Dataset entries on figures:
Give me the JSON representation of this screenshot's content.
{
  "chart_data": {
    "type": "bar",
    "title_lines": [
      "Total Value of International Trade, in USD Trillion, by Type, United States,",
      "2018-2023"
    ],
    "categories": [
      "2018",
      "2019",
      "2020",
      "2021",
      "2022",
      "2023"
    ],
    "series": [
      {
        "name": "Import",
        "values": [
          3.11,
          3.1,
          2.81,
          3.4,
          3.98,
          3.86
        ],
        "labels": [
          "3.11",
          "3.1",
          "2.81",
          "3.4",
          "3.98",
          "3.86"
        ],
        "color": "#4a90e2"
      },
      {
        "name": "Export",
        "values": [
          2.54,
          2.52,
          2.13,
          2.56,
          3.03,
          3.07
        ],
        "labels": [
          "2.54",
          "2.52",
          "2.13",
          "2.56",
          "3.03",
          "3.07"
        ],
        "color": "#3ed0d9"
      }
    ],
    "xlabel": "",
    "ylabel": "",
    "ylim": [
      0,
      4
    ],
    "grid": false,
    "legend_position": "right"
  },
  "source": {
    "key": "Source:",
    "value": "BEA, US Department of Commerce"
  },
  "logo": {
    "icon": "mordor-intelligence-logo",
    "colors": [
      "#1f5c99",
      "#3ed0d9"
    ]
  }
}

Work instructions: The full set of records should be duplicated exactly.

Result of this task:
Give me the JSON representation of this screenshot's content.
{
  "chart_data": {
    "type": "bar",
    "title_lines": [
      "Total Value of International Trade, in USD Trillion, by Type, United States,",
      "2018-2023"
    ],
    "categories": [
      "2018",
      "2019",
      "2020",
      "2021",
      "2022",
      "2023"
    ],
    "series": [
      {
        "name": "Import",
        "values": [
          3.11,
          3.1,
          2.81,
          3.4,
          3.98,
          3.86
        ],
        "labels": [
          "3.11",
          "3.1",
          "2.81",
          "3.4",
          "3.98",
          "3.86"
        ],
        "color": "#4a90e2"
      },
      {
        "name": "Export",
        "values": [
          2.54,
          2.52,
          2.13,
          2.56,
          3.03,
          3.07
        ],
        "labels": [
          "2.54",
          "2.52",
          "2.13",
          "2.56",
          "3.03",
          "3.07"
        ],
        "color": "#3ed0d9"
      }
    ],
    "xlabel": "",
    "ylabel": "",
    "ylim": [
      0,
      4
    ],
    "grid": false,
    "legend_position": "right"
  },
  "source": {
    "key": "Source:",
    "value": "BEA, US Department of Commerce"
  },
  "logo": {
    "icon": "mordor-intelligence-logo",
    "colors": [
      "#1f5c99",
      "#3ed0d9"
    ]
  }
}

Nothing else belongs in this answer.